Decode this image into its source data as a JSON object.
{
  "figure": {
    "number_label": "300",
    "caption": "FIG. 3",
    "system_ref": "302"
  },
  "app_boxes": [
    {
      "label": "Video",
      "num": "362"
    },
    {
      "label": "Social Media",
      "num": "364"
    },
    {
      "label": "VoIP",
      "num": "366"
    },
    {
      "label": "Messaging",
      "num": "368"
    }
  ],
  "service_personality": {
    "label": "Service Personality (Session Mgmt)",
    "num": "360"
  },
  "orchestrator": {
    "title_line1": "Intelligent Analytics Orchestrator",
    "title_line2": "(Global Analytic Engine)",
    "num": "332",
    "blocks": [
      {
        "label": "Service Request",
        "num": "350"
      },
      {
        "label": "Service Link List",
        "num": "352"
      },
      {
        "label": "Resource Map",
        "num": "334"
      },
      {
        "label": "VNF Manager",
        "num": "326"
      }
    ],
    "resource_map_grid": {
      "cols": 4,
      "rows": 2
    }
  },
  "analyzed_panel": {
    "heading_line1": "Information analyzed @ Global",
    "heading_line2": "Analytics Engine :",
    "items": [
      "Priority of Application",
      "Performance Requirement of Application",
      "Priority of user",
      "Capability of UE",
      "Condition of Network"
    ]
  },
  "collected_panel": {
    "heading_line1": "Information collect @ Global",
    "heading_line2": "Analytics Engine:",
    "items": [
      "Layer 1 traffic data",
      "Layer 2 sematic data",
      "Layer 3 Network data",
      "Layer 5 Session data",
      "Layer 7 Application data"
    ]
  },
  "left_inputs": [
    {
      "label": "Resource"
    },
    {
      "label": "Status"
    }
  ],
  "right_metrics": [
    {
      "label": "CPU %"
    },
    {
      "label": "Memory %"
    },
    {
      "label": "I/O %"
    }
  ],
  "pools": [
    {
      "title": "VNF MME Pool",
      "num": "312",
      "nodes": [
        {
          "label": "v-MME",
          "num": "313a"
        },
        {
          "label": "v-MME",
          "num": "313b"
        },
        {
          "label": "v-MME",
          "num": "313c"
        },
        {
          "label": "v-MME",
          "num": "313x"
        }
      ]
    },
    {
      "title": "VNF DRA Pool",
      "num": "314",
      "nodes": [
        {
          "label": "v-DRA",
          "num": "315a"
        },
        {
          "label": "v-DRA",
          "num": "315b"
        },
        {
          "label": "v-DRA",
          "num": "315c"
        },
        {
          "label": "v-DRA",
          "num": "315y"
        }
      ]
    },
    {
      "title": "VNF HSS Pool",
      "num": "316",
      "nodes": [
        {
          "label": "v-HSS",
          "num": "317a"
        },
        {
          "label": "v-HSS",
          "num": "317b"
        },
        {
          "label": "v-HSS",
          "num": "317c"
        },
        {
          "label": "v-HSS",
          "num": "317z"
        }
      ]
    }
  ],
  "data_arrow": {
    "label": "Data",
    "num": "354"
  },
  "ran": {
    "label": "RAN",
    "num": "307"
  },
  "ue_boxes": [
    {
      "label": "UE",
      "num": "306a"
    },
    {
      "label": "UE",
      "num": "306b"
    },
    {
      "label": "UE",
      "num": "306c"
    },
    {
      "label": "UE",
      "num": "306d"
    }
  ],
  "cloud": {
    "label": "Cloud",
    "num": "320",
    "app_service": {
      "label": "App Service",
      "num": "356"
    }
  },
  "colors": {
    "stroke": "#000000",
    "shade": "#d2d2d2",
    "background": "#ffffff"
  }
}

• [Directions for this task]: Reproduce every line from the entries that holds the word "Global".

• [Right answer]:
    "title_line2": "(Global Analytic Engine)",
    "heading_line1": "Information analyzed @ Global",
    "heading_line1": "Information collect @ Global",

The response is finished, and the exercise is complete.